WHAT THE TASK REQUIRES ::
Print the data that follows exactly.

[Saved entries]
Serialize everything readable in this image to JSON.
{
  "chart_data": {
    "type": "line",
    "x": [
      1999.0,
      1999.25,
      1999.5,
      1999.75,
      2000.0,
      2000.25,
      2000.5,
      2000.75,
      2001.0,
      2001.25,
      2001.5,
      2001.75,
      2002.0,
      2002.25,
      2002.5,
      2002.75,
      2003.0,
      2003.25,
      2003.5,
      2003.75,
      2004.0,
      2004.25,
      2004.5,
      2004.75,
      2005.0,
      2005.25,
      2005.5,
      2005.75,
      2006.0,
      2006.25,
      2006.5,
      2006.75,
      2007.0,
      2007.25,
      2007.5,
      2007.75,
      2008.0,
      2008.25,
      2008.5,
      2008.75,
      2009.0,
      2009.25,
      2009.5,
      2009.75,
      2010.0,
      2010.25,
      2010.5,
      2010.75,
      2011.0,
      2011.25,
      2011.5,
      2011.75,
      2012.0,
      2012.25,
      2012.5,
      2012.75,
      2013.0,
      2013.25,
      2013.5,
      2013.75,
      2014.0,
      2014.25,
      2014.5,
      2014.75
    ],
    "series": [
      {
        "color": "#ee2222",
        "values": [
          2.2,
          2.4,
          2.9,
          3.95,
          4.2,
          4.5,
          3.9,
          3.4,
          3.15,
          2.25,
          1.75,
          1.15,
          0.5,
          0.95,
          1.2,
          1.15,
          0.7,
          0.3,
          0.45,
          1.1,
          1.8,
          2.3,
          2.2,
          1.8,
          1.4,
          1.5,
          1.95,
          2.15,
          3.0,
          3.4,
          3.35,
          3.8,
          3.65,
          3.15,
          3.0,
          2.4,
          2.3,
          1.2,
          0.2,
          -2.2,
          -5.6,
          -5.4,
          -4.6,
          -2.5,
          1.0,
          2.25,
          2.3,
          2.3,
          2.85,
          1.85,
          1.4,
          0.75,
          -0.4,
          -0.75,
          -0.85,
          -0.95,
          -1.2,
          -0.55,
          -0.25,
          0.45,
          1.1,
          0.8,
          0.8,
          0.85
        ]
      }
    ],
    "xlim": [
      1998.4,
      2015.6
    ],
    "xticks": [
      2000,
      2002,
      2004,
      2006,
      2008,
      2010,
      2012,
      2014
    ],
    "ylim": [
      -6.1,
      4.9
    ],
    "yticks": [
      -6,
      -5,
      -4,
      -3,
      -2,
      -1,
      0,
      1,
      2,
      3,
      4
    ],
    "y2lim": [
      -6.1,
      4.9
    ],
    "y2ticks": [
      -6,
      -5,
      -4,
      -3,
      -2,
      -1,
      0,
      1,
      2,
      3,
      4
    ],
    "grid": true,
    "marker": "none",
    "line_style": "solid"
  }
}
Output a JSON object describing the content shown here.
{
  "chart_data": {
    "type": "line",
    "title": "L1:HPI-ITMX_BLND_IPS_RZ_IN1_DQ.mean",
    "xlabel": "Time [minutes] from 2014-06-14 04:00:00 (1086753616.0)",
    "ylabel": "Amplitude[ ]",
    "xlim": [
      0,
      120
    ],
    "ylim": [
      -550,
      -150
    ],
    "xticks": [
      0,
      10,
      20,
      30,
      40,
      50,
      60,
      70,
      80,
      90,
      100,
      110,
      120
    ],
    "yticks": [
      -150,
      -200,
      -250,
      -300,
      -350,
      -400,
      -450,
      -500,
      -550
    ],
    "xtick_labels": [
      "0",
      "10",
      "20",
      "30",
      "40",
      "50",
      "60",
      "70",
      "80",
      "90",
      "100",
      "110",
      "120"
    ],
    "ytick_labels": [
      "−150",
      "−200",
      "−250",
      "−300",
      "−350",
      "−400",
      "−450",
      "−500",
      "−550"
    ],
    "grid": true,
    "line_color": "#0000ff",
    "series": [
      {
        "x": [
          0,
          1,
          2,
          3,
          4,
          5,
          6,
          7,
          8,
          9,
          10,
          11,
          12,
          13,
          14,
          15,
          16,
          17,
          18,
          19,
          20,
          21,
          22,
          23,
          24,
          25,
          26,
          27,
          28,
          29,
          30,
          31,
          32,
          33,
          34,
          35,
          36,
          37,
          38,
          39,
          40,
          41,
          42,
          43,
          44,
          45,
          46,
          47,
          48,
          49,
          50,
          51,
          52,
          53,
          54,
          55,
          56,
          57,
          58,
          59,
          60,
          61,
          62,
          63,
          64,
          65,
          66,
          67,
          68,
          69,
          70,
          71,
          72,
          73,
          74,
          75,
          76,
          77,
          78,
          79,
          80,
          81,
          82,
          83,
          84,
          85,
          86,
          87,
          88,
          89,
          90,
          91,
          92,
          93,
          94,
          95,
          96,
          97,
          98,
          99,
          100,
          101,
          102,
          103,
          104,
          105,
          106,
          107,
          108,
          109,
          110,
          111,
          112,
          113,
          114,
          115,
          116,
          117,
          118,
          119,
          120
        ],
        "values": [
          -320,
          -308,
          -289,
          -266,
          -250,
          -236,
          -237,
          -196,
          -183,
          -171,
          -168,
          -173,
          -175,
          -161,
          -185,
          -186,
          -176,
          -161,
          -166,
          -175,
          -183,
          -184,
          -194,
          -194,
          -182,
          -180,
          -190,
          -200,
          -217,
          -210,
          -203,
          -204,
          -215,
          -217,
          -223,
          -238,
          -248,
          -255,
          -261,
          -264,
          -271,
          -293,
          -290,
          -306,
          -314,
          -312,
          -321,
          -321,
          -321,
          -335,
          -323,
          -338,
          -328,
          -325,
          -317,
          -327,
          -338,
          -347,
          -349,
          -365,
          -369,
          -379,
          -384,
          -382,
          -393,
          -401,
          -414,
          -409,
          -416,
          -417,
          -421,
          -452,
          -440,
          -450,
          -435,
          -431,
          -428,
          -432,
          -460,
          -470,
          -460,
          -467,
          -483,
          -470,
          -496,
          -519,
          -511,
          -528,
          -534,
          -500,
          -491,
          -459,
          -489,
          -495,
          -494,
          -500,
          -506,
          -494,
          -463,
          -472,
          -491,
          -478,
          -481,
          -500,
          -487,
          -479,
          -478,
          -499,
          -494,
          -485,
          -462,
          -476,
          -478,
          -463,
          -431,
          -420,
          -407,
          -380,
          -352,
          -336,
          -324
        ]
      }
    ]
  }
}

COMPLETE ANSWER ::
Serialize everything readable in this image to JSON.
{
  "chart_data": {
    "type": "line",
    "x": [
      1999.0,
      1999.25,
      1999.5,
      1999.75,
      2000.0,
      2000.25,
      2000.5,
      2000.75,
      2001.0,
      2001.25,
      2001.5,
      2001.75,
      2002.0,
      2002.25,
      2002.5,
      2002.75,
      2003.0,
      2003.25,
      2003.5,
      2003.75,
      2004.0,
      2004.25,
      2004.5,
      2004.75,
      2005.0,
      2005.25,
      2005.5,
      2005.75,
      2006.0,
      2006.25,
      2006.5,
      2006.75,
      2007.0,
      2007.25,
      2007.5,
      2007.75,
      2008.0,
      2008.25,
      2008.5,
      2008.75,
      2009.0,
      2009.25,
      2009.5,
      2009.75,
      2010.0,
      2010.25,
      2010.5,
      2010.75,
      2011.0,
      2011.25,
      2011.5,
      2011.75,
      2012.0,
      2012.25,
      2012.5,
      2012.75,
      2013.0,
      2013.25,
      2013.5,
      2013.75,
      2014.0,
      2014.25,
      2014.5,
      2014.75
    ],
    "series": [
      {
        "color": "#ee2222",
        "values": [
          2.2,
          2.4,
          2.9,
          3.95,
          4.2,
          4.5,
          3.9,
          3.4,
          3.15,
          2.25,
          1.75,
          1.15,
          0.5,
          0.95,
          1.2,
          1.15,
          0.7,
          0.3,
          0.45,
          1.1,
          1.8,
          2.3,
          2.2,
          1.8,
          1.4,
          1.5,
          1.95,
          2.15,
          3.0,
          3.4,
          3.35,
          3.8,
          3.65,
          3.15,
          3.0,
          2.4,
          2.3,
          1.2,
          0.2,
          -2.2,
          -5.6,
          -5.4,
          -4.6,
          -2.5,
          1.0,
          2.25,
          2.3,
          2.3,
          2.85,
          1.85,
          1.4,
          0.75,
          -0.4,
          -0.75,
          -0.85,
          -0.95,
          -1.2,
          -0.55,
          -0.25,
          0.45,
          1.1,
          0.8,
          0.8,
          0.85
        ]
      }
    ],
    "xlim": [
      1998.4,
      2015.6
    ],
    "xticks": [
      2000,
      2002,
      2004,
      2006,
      2008,
      2010,
      2012,
      2014
    ],
    "ylim": [
      -6.1,
      4.9
    ],
    "yticks": [
      -6,
      -5,
      -4,
      -3,
      -2,
      -1,
      0,
      1,
      2,
      3,
      4
    ],
    "y2lim": [
      -6.1,
      4.9
    ],
    "y2ticks": [
      -6,
      -5,
      -4,
      -3,
      -2,
      -1,
      0,
      1,
      2,
      3,
      4
    ],
    "grid": true,
    "marker": "none",
    "line_style": "solid"
  }
}
Output a JSON object describing the content shown here.
{
  "chart_data": {
    "type": "line",
    "title": "L1:HPI-ITMX_BLND_IPS_RZ_IN1_DQ.mean",
    "xlabel": "Time [minutes] from 2014-06-14 04:00:00 (1086753616.0)",
    "ylabel": "Amplitude[ ]",
    "xlim": [
      0,
      120
    ],
    "ylim": [
      -550,
      -150
    ],
    "xticks": [
      0,
      10,
      20,
      30,
      40,
      50,
      60,
      70,
      80,
      90,
      100,
      110,
      120
    ],
    "yticks": [
      -150,
      -200,
      -250,
      -300,
      -350,
      -400,
      -450,
      -500,
      -550
    ],
    "xtick_labels": [
      "0",
      "10",
      "20",
      "30",
      "40",
      "50",
      "60",
      "70",
      "80",
      "90",
      "100",
      "110",
      "120"
    ],
    "ytick_labels": [
      "−150",
      "−200",
      "−250",
      "−300",
      "−350",
      "−400",
      "−450",
      "−500",
      "−550"
    ],
    "grid": true,
    "line_color": "#0000ff",
    "series": [
      {
        "x": [
          0,
          1,
          2,
          3,
          4,
          5,
          6,
          7,
          8,
          9,
          10,
          11,
          12,
          13,
          14,
          15,
          16,
          17,
          18,
          19,
          20,
          21,
          22,
          23,
          24,
          25,
          26,
          27,
          28,
          29,
          30,
          31,
          32,
          33,
          34,
          35,
          36,
          37,
          38,
          39,
          40,
          41,
          42,
          43,
          44,
          45,
          46,
          47,
          48,
          49,
          50,
          51,
          52,
          53,
          54,
          55,
          56,
          57,
          58,
          59,
          60,
          61,
          62,
          63,
          64,
          65,
          66,
          67,
          68,
          69,
          70,
          71,
          72,
          73,
          74,
          75,
          76,
          77,
          78,
          79,
          80,
          81,
          82,
          83,
          84,
          85,
          86,
          87,
          88,
          89,
          90,
          91,
          92,
          93,
          94,
          95,
          96,
          97,
          98,
          99,
          100,
          101,
          102,
          103,
          104,
          105,
          106,
          107,
          108,
          109,
          110,
          111,
          112,
          113,
          114,
          115,
          116,
          117,
          118,
          119,
          120
        ],
        "values": [
          -320,
          -308,
          -289,
          -266,
          -250,
          -236,
          -237,
          -196,
          -183,
          -171,
          -168,
          -173,
          -175,
          -161,
          -185,
          -186,
          -176,
          -161,
          -166,
          -175,
          -183,
          -184,
          -194,
          -194,
          -182,
          -180,
          -190,
          -200,
          -217,
          -210,
          -203,
          -204,
          -215,
          -217,
          -223,
          -238,
          -248,
          -255,
          -261,
          -264,
          -271,
          -293,
          -290,
          -306,
          -314,
          -312,
          -321,
          -321,
          -321,
          -335,
          -323,
          -338,
          -328,
          -325,
          -317,
          -327,
          -338,
          -347,
          -349,
          -365,
          -369,
          -379,
          -384,
          -382,
          -393,
          -401,
          -414,
          -409,
          -416,
          -417,
          -421,
          -452,
          -440,
          -450,
          -435,
          -431,
          -428,
          -432,
          -460,
          -470,
          -460,
          -467,
          -483,
          -470,
          -496,
          -519,
          -511,
          -528,
          -534,
          -500,
          -491,
          -459,
          -489,
          -495,
          -494,
          -500,
          -506,
          -494,
          -463,
          -472,
          -491,
          -478,
          -481,
          -500,
          -487,
          -479,
          -478,
          -499,
          -494,
          -485,
          -462,
          -476,
          -478,
          -463,
          -431,
          -420,
          -407,
          -380,
          -352,
          -336,
          -324
        ]
      }
    ]
  }
}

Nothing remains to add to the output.